### Exercise prompt:
Copy each line of the records that contains the word "subtitle".

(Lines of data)
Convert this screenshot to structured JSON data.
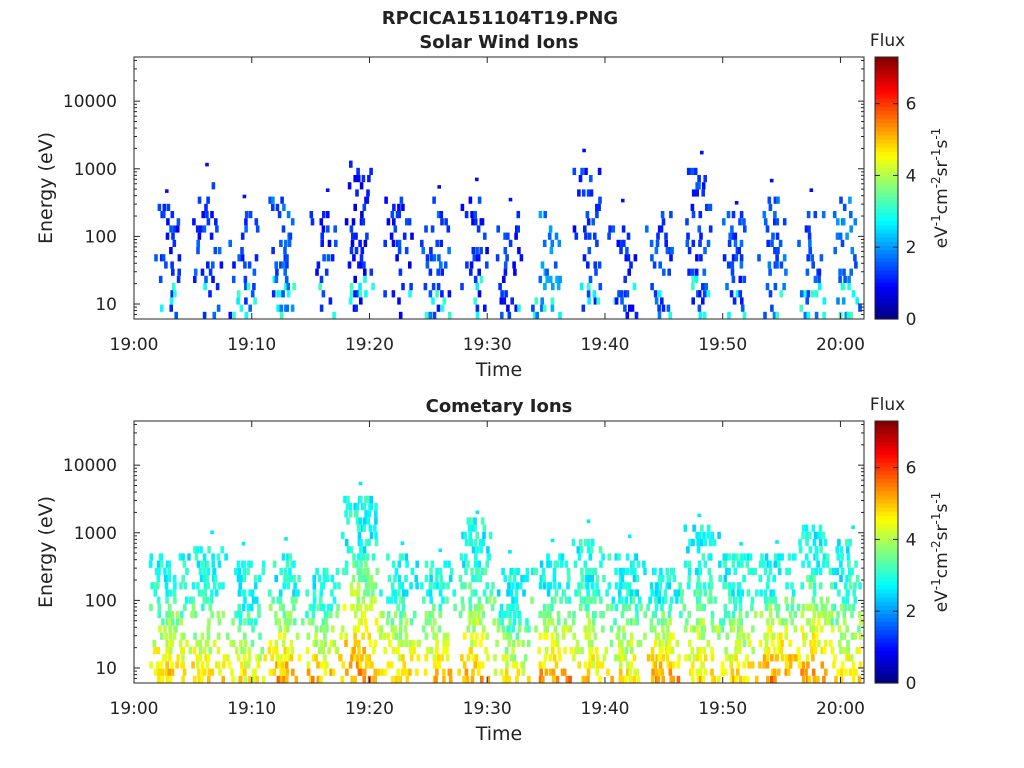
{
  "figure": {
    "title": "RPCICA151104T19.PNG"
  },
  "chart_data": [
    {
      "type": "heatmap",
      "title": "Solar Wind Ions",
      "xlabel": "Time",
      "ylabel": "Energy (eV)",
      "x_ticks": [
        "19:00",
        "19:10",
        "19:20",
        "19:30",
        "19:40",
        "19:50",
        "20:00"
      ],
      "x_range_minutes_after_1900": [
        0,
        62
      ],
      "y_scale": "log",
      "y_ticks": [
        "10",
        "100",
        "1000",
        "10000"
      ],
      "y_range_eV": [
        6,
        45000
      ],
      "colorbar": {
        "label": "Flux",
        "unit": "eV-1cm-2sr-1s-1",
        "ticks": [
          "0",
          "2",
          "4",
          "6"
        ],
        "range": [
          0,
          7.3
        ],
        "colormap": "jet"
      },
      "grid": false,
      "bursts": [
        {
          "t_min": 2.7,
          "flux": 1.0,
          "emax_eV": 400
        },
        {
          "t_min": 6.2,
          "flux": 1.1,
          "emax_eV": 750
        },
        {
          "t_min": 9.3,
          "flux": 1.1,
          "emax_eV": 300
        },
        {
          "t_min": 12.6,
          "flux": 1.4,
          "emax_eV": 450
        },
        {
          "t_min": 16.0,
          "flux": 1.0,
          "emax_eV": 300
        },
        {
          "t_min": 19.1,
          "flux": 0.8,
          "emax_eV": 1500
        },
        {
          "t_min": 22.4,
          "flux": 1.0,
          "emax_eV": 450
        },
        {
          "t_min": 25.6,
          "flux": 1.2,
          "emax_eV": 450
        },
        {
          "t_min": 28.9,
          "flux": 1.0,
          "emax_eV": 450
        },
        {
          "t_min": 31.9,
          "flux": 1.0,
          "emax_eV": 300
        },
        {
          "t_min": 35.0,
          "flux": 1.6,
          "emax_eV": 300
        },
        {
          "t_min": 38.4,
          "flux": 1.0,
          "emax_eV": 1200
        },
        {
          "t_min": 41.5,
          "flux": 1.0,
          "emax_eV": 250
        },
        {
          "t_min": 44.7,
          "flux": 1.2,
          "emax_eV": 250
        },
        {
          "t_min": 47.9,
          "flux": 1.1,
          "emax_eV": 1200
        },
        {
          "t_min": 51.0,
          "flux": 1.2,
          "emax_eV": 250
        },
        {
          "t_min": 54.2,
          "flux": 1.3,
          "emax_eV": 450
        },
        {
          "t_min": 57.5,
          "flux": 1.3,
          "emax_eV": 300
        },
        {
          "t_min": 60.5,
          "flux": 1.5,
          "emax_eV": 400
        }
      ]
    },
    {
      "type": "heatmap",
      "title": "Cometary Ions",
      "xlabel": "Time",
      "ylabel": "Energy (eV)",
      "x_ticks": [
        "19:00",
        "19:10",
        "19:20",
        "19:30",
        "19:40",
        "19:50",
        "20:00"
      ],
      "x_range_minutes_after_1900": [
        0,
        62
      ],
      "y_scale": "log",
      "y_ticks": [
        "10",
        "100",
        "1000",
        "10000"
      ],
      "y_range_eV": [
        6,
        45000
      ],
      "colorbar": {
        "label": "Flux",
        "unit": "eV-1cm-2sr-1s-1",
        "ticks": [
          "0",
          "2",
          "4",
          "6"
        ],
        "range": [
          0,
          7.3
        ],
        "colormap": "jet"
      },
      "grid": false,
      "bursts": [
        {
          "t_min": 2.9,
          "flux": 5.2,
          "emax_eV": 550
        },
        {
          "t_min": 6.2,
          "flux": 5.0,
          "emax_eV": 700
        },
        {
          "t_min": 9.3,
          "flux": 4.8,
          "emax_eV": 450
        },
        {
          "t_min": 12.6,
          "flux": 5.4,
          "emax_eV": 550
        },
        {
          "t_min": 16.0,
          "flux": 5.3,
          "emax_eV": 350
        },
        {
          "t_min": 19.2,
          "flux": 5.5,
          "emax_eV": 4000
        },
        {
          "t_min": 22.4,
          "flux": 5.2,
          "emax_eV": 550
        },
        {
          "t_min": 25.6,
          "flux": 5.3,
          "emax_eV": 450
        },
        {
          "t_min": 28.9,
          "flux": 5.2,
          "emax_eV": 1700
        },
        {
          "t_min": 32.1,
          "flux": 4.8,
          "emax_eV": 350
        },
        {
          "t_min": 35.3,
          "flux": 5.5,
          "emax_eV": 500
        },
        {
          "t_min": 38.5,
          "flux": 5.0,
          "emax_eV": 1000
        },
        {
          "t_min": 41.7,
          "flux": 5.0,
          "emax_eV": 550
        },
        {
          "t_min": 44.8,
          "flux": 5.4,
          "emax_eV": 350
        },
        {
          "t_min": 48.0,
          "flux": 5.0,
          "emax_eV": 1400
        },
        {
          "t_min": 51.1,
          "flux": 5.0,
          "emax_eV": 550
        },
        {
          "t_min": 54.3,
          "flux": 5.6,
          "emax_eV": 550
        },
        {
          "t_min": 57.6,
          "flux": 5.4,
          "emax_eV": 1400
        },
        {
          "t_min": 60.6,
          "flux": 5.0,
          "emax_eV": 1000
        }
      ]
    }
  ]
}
---
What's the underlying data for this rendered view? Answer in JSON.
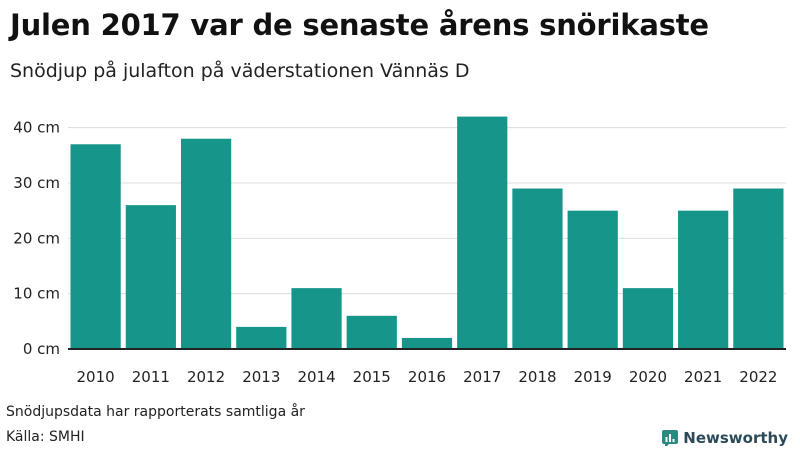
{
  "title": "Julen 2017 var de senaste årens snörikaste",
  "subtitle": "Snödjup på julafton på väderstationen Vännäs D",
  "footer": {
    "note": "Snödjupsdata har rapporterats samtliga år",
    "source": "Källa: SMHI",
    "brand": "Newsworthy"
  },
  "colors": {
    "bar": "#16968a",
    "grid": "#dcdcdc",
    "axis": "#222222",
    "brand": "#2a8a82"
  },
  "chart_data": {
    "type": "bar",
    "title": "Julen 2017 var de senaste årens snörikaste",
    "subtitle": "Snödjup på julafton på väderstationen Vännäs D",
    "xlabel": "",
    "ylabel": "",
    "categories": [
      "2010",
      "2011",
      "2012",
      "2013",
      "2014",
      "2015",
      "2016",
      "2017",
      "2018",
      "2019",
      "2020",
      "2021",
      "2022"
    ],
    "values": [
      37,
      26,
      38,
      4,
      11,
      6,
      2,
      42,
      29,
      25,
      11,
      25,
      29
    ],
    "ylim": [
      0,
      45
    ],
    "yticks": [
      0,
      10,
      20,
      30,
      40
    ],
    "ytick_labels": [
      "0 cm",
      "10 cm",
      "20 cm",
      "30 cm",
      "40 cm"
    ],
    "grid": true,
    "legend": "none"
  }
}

### Answer to the problem:
  "subtitle": "Snödjup på julafton på väderstationen Vännäs D",
    "subtitle": "Snödjup på julafton på väderstationen Vännäs D",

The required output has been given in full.